- _MATERIAL FOR THIS EXERCISE_:
++++++++++
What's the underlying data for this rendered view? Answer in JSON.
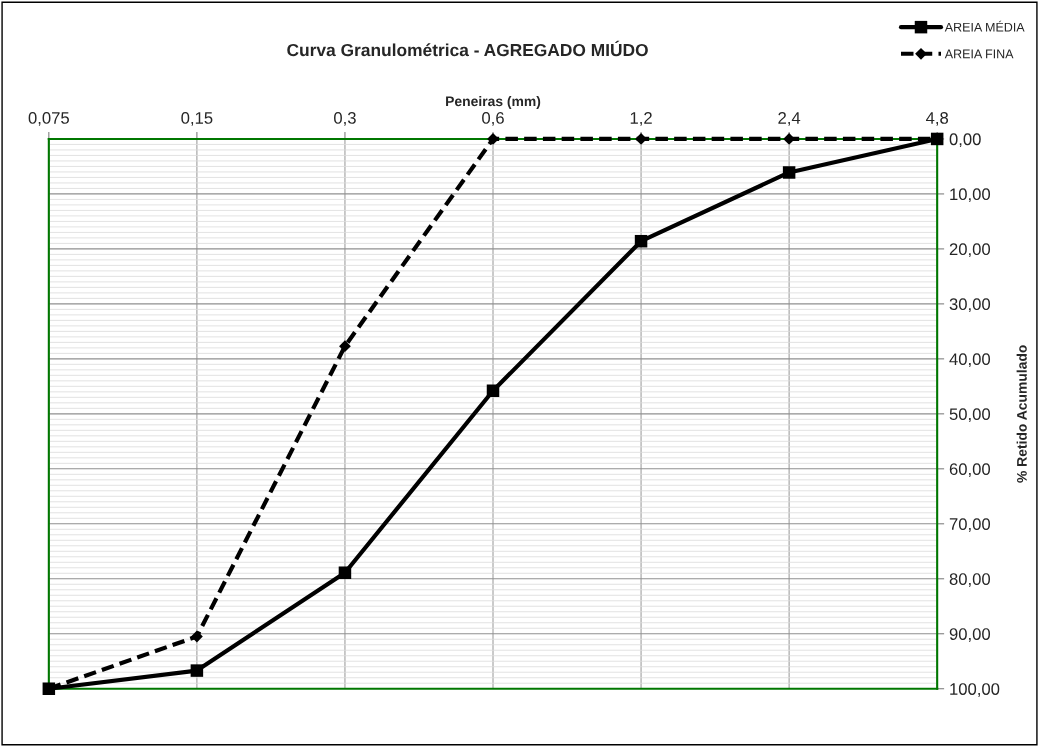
{
  "chart_data": {
    "type": "line",
    "title": "Curva Granulométrica - AGREGADO MIÚDO",
    "xlabel": "Peneiras (mm)",
    "ylabel": "% Retido Acumulado",
    "categories": [
      "0,075",
      "0,15",
      "0,3",
      "0,6",
      "1,2",
      "2,4",
      "4,8"
    ],
    "series": [
      {
        "name": "AREIA MÉDIA",
        "color": "#000000",
        "marker": "square",
        "line_style": "solid",
        "values": [
          100,
          96.7,
          78.9,
          45.8,
          18.6,
          6.1,
          0
        ]
      },
      {
        "name": "AREIA FINA",
        "color": "#000000",
        "marker": "diamond",
        "line_style": "dashed",
        "values": [
          100,
          90.5,
          37.7,
          0,
          0,
          0,
          0
        ]
      }
    ],
    "ylim": [
      100,
      0
    ],
    "yticks": [
      {
        "value": 0,
        "label": "0,00"
      },
      {
        "value": 10,
        "label": "10,00"
      },
      {
        "value": 20,
        "label": "20,00"
      },
      {
        "value": 30,
        "label": "30,00"
      },
      {
        "value": 40,
        "label": "40,00"
      },
      {
        "value": 50,
        "label": "50,00"
      },
      {
        "value": 60,
        "label": "60,00"
      },
      {
        "value": 70,
        "label": "70,00"
      },
      {
        "value": 80,
        "label": "80,00"
      },
      {
        "value": 90,
        "label": "90,00"
      },
      {
        "value": 100,
        "label": "100,00"
      }
    ],
    "grid": true,
    "legend": "top right"
  }
}
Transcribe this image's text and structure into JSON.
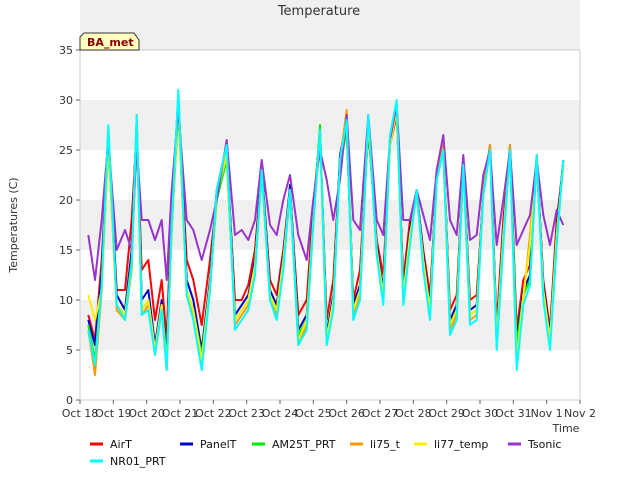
{
  "chart_data": {
    "type": "line",
    "title": "Temperature",
    "xlabel": "Time",
    "ylabel": "Temperatures (C)",
    "badge": "BA_met",
    "ylim": [
      0,
      35
    ],
    "yticks": [
      0,
      5,
      10,
      15,
      20,
      25,
      30,
      35
    ],
    "xlim": [
      0,
      15
    ],
    "xticks": [
      {
        "day": 0,
        "label": "Oct 18"
      },
      {
        "day": 1,
        "label": "Oct 19"
      },
      {
        "day": 2,
        "label": "Oct 20"
      },
      {
        "day": 3,
        "label": "Oct 21"
      },
      {
        "day": 4,
        "label": "Oct 22"
      },
      {
        "day": 5,
        "label": "Oct 23"
      },
      {
        "day": 6,
        "label": "Oct 24"
      },
      {
        "day": 7,
        "label": "Oct 25"
      },
      {
        "day": 8,
        "label": "Oct 26"
      },
      {
        "day": 9,
        "label": "Oct 27"
      },
      {
        "day": 10,
        "label": "Oct 28"
      },
      {
        "day": 11,
        "label": "Oct 29"
      },
      {
        "day": 12,
        "label": "Oct 30"
      },
      {
        "day": 13,
        "label": "Oct 31"
      },
      {
        "day": 14,
        "label": "Nov 1"
      },
      {
        "day": 15,
        "label": "Nov 2"
      }
    ],
    "grid_bands": true,
    "legend_position": "bottom",
    "series": [
      {
        "name": "AirT",
        "color": "#ff0000",
        "x": [
          0.25,
          0.45,
          0.65,
          0.85,
          1.1,
          1.35,
          1.55,
          1.7,
          1.85,
          2.05,
          2.25,
          2.45,
          2.6,
          2.75,
          2.95,
          3.2,
          3.4,
          3.65,
          3.9,
          4.1,
          4.4,
          4.65,
          4.85,
          5.05,
          5.25,
          5.45,
          5.7,
          5.9,
          6.1,
          6.3,
          6.55,
          6.8,
          7.0,
          7.2,
          7.4,
          7.6,
          7.8,
          8.0,
          8.2,
          8.4,
          8.65,
          8.9,
          9.1,
          9.3,
          9.5,
          9.7,
          9.9,
          10.1,
          10.3,
          10.5,
          10.7,
          10.9,
          11.1,
          11.3,
          11.5,
          11.7,
          11.9,
          12.1,
          12.3,
          12.5,
          12.7,
          12.9,
          13.1,
          13.3,
          13.5,
          13.7,
          13.9,
          14.1,
          14.3,
          14.5
        ],
        "y": [
          8.5,
          6.0,
          14.0,
          26.0,
          11.0,
          11.0,
          18.0,
          27.0,
          13.0,
          14.0,
          8.0,
          12.0,
          6.0,
          20.0,
          29.5,
          14.0,
          12.0,
          7.5,
          14.0,
          20.0,
          24.5,
          10.0,
          10.0,
          11.5,
          15.0,
          23.0,
          12.0,
          10.5,
          15.0,
          21.0,
          8.5,
          10.0,
          19.5,
          26.5,
          8.0,
          12.0,
          24.0,
          27.0,
          10.0,
          13.0,
          27.0,
          16.0,
          12.5,
          25.5,
          28.5,
          12.0,
          18.0,
          20.5,
          15.0,
          10.5,
          22.0,
          25.0,
          9.0,
          10.5,
          23.5,
          10.0,
          10.5,
          20.5,
          25.0,
          7.5,
          18.0,
          25.0,
          7.0,
          12.0,
          13.5,
          24.0,
          12.0,
          7.0,
          18.0,
          23.5
        ]
      },
      {
        "name": "PanelT",
        "color": "#0000cc",
        "x": [
          0.25,
          0.45,
          0.65,
          0.85,
          1.1,
          1.35,
          1.55,
          1.7,
          1.85,
          2.05,
          2.25,
          2.45,
          2.6,
          2.75,
          2.95,
          3.2,
          3.4,
          3.65,
          3.9,
          4.1,
          4.4,
          4.65,
          4.85,
          5.05,
          5.25,
          5.45,
          5.7,
          5.9,
          6.1,
          6.3,
          6.55,
          6.8,
          7.0,
          7.2,
          7.4,
          7.6,
          7.8,
          8.0,
          8.2,
          8.4,
          8.65,
          8.9,
          9.1,
          9.3,
          9.5,
          9.7,
          9.9,
          10.1,
          10.3,
          10.5,
          10.7,
          10.9,
          11.1,
          11.3,
          11.5,
          11.7,
          11.9,
          12.1,
          12.3,
          12.5,
          12.7,
          12.9,
          13.1,
          13.3,
          13.5,
          13.7,
          13.9,
          14.1,
          14.3,
          14.5
        ],
        "y": [
          8.0,
          5.5,
          12.5,
          27.0,
          10.5,
          9.0,
          15.0,
          28.0,
          10.0,
          11.0,
          5.5,
          10.0,
          4.5,
          18.0,
          30.5,
          12.0,
          10.0,
          5.0,
          12.0,
          21.0,
          25.5,
          8.5,
          9.5,
          10.5,
          14.0,
          23.5,
          11.0,
          9.5,
          14.5,
          21.5,
          7.0,
          8.5,
          18.5,
          27.0,
          6.5,
          10.5,
          24.5,
          28.0,
          9.5,
          11.5,
          28.0,
          15.5,
          11.0,
          26.0,
          29.5,
          11.0,
          17.0,
          21.0,
          14.5,
          9.5,
          22.5,
          25.5,
          8.0,
          9.5,
          24.0,
          9.0,
          9.5,
          21.0,
          25.5,
          6.5,
          17.0,
          25.5,
          6.0,
          11.0,
          12.5,
          24.5,
          11.5,
          6.5,
          17.0,
          24.0
        ]
      },
      {
        "name": "AM25T_PRT",
        "color": "#00ee00",
        "x": [
          0.25,
          0.45,
          0.65,
          0.85,
          1.1,
          1.35,
          1.55,
          1.7,
          1.85,
          2.05,
          2.25,
          2.45,
          2.6,
          2.75,
          2.95,
          3.2,
          3.4,
          3.65,
          3.9,
          4.1,
          4.4,
          4.65,
          4.85,
          5.05,
          5.25,
          5.45,
          5.7,
          5.9,
          6.1,
          6.3,
          6.55,
          6.8,
          7.0,
          7.2,
          7.4,
          7.6,
          7.8,
          8.0,
          8.2,
          8.4,
          8.65,
          8.9,
          9.1,
          9.3,
          9.5,
          9.7,
          9.9,
          10.1,
          10.3,
          10.5,
          10.7,
          10.9,
          11.1,
          11.3,
          11.5,
          11.7,
          11.9,
          12.1,
          12.3,
          12.5,
          12.7,
          12.9,
          13.1,
          13.3,
          13.5,
          13.7,
          13.9,
          14.1,
          14.3,
          14.5
        ],
        "y": [
          7.5,
          4.0,
          11.5,
          25.5,
          9.5,
          8.5,
          14.0,
          27.0,
          9.0,
          10.0,
          5.0,
          9.5,
          4.0,
          17.0,
          29.0,
          11.0,
          9.0,
          4.5,
          11.5,
          20.0,
          24.0,
          8.0,
          9.0,
          10.0,
          13.5,
          22.5,
          10.5,
          9.0,
          14.0,
          20.5,
          6.5,
          8.0,
          18.0,
          27.5,
          6.0,
          10.0,
          23.5,
          27.0,
          9.0,
          11.0,
          27.5,
          15.0,
          10.5,
          25.5,
          29.0,
          10.5,
          16.5,
          20.5,
          14.0,
          9.0,
          22.0,
          25.0,
          7.5,
          9.0,
          23.5,
          8.5,
          9.0,
          20.5,
          25.0,
          6.0,
          16.5,
          25.0,
          5.5,
          10.5,
          12.0,
          24.0,
          11.0,
          6.0,
          16.5,
          23.5
        ]
      },
      {
        "name": "li75_t",
        "color": "#ff9900",
        "x": [
          0.25,
          0.45,
          0.65,
          0.85,
          1.1,
          1.35,
          1.55,
          1.7,
          1.85,
          2.05,
          2.25,
          2.45,
          2.6,
          2.75,
          2.95,
          3.2,
          3.4,
          3.65,
          3.9,
          4.1,
          4.4,
          4.65,
          4.85,
          5.05,
          5.25,
          5.45,
          5.7,
          5.9,
          6.1,
          6.3,
          6.55,
          6.8,
          7.0,
          7.2,
          7.4,
          7.6,
          7.8,
          8.0,
          8.2,
          8.4,
          8.65,
          8.9,
          9.1,
          9.3,
          9.5,
          9.7,
          9.9,
          10.1,
          10.3,
          10.5,
          10.7,
          10.9,
          11.1,
          11.3,
          11.5,
          11.7,
          11.9,
          12.1,
          12.3,
          12.5,
          12.7,
          12.9,
          13.1,
          13.3,
          13.5,
          13.7,
          13.9,
          14.1,
          14.3,
          14.5
        ],
        "y": [
          7.0,
          2.5,
          11.0,
          26.5,
          9.0,
          8.0,
          13.0,
          28.5,
          8.5,
          9.5,
          4.5,
          9.0,
          3.0,
          17.5,
          30.0,
          10.5,
          8.5,
          3.5,
          11.0,
          20.5,
          25.0,
          7.5,
          8.5,
          9.5,
          13.0,
          23.0,
          10.0,
          8.5,
          13.5,
          21.0,
          5.5,
          7.5,
          17.5,
          27.0,
          5.5,
          9.5,
          24.0,
          29.0,
          8.5,
          10.5,
          28.5,
          14.5,
          10.0,
          26.0,
          29.5,
          10.0,
          16.0,
          21.0,
          13.5,
          8.5,
          22.5,
          25.5,
          7.0,
          8.5,
          24.0,
          8.0,
          8.5,
          21.0,
          25.5,
          5.5,
          16.0,
          25.5,
          3.5,
          10.0,
          16.5,
          24.5,
          10.5,
          5.5,
          16.0,
          24.0
        ]
      },
      {
        "name": "li77_temp",
        "color": "#ffee00",
        "x": [
          0.25,
          0.45,
          0.65,
          0.85,
          1.1,
          1.35,
          1.55,
          1.7,
          1.85,
          2.05,
          2.25,
          2.45,
          2.6,
          2.75,
          2.95,
          3.2,
          3.4,
          3.65,
          3.9,
          4.1,
          4.4,
          4.65,
          4.85,
          5.05,
          5.25,
          5.45,
          5.7,
          5.9,
          6.1,
          6.3,
          6.55,
          6.8,
          7.0,
          7.2,
          7.4,
          7.6,
          7.8,
          8.0,
          8.2,
          8.4,
          8.65,
          8.9,
          9.1,
          9.3,
          9.5,
          9.7,
          9.9,
          10.1,
          10.3,
          10.5,
          10.7,
          10.9,
          11.1,
          11.3,
          11.5,
          11.7,
          11.9,
          12.1,
          12.3,
          12.5,
          12.7,
          12.9,
          13.1,
          13.3,
          13.5,
          13.7,
          13.9,
          14.1,
          14.3,
          14.5
        ],
        "y": [
          10.5,
          8.0,
          11.0,
          26.0,
          9.5,
          8.5,
          13.5,
          28.0,
          9.0,
          10.0,
          5.0,
          9.5,
          3.5,
          17.5,
          29.5,
          11.0,
          9.0,
          4.0,
          11.5,
          20.5,
          24.5,
          8.0,
          9.0,
          10.0,
          13.5,
          22.5,
          10.5,
          9.0,
          14.0,
          21.0,
          6.0,
          8.0,
          18.0,
          26.5,
          6.0,
          10.0,
          23.5,
          28.0,
          9.0,
          11.0,
          28.0,
          15.0,
          10.5,
          25.5,
          29.0,
          10.5,
          16.5,
          20.5,
          14.0,
          9.0,
          22.0,
          25.0,
          7.5,
          9.0,
          23.5,
          8.5,
          9.0,
          20.5,
          25.0,
          6.0,
          16.5,
          25.0,
          4.0,
          10.5,
          15.5,
          24.0,
          11.0,
          6.0,
          16.5,
          23.5
        ]
      },
      {
        "name": "Tsonic",
        "color": "#9933cc",
        "x": [
          0.25,
          0.45,
          0.65,
          0.85,
          1.1,
          1.35,
          1.55,
          1.7,
          1.85,
          2.05,
          2.25,
          2.45,
          2.6,
          2.75,
          2.95,
          3.2,
          3.4,
          3.65,
          3.9,
          4.1,
          4.4,
          4.65,
          4.85,
          5.05,
          5.25,
          5.45,
          5.7,
          5.9,
          6.1,
          6.3,
          6.55,
          6.8,
          7.0,
          7.2,
          7.4,
          7.6,
          7.8,
          8.0,
          8.2,
          8.4,
          8.65,
          8.9,
          9.1,
          9.3,
          9.5,
          9.7,
          9.9,
          10.1,
          10.3,
          10.5,
          10.7,
          10.9,
          11.1,
          11.3,
          11.5,
          11.7,
          11.9,
          12.1,
          12.3,
          12.5,
          12.7,
          12.9,
          13.1,
          13.3,
          13.5,
          13.7,
          13.9,
          14.1,
          14.3,
          14.5
        ],
        "y": [
          16.5,
          12.0,
          18.0,
          26.0,
          15.0,
          17.0,
          15.0,
          25.5,
          18.0,
          18.0,
          16.0,
          18.0,
          12.0,
          21.0,
          29.0,
          18.0,
          17.0,
          14.0,
          17.0,
          20.0,
          26.0,
          16.5,
          17.0,
          16.0,
          18.0,
          24.0,
          17.5,
          16.5,
          20.0,
          22.5,
          16.5,
          14.0,
          20.0,
          25.0,
          22.0,
          18.0,
          22.0,
          28.5,
          18.0,
          17.0,
          28.5,
          18.0,
          16.5,
          26.0,
          29.5,
          18.0,
          18.0,
          21.0,
          18.5,
          16.0,
          23.0,
          26.5,
          18.0,
          16.5,
          24.5,
          16.0,
          16.5,
          22.5,
          25.0,
          15.5,
          20.0,
          25.0,
          15.5,
          17.0,
          18.5,
          24.0,
          18.5,
          15.5,
          19.0,
          17.5
        ]
      },
      {
        "name": "NR01_PRT",
        "color": "#00ffff",
        "x": [
          0.25,
          0.45,
          0.65,
          0.85,
          1.1,
          1.35,
          1.55,
          1.7,
          1.85,
          2.05,
          2.25,
          2.45,
          2.6,
          2.75,
          2.95,
          3.2,
          3.4,
          3.65,
          3.9,
          4.1,
          4.4,
          4.65,
          4.85,
          5.05,
          5.25,
          5.45,
          5.7,
          5.9,
          6.1,
          6.3,
          6.55,
          6.8,
          7.0,
          7.2,
          7.4,
          7.6,
          7.8,
          8.0,
          8.2,
          8.4,
          8.65,
          8.9,
          9.1,
          9.3,
          9.5,
          9.7,
          9.9,
          10.1,
          10.3,
          10.5,
          10.7,
          10.9,
          11.1,
          11.3,
          11.5,
          11.7,
          11.9,
          12.1,
          12.3,
          12.5,
          12.7,
          12.9,
          13.1,
          13.3,
          13.5,
          13.7,
          13.9,
          14.1,
          14.3,
          14.5
        ],
        "y": [
          7.0,
          3.5,
          11.5,
          27.5,
          9.5,
          8.0,
          13.5,
          28.5,
          8.5,
          9.0,
          4.5,
          9.0,
          3.0,
          17.5,
          31.0,
          10.5,
          8.0,
          3.0,
          11.0,
          21.0,
          25.5,
          7.0,
          8.0,
          9.0,
          12.5,
          23.0,
          10.0,
          8.0,
          13.0,
          21.0,
          5.5,
          7.0,
          17.5,
          27.0,
          5.5,
          9.0,
          24.0,
          28.0,
          8.0,
          10.0,
          28.5,
          14.5,
          9.5,
          26.5,
          30.0,
          9.5,
          15.5,
          21.0,
          13.0,
          8.0,
          22.0,
          25.0,
          6.5,
          8.0,
          23.5,
          7.5,
          8.0,
          20.5,
          25.0,
          5.0,
          15.5,
          25.0,
          3.0,
          9.5,
          11.5,
          24.5,
          10.0,
          5.0,
          15.5,
          24.0
        ]
      }
    ]
  }
}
++++++++++
- _TASK DIRECTIONS_: Find every line in the records above that holds the word "ylabel", and copy each one.

- _OUTPUT FOR THIS EXERCISE_:
    "ylabel": "% Retido Acumulado",
    "ylabel": "Temperatures (C)",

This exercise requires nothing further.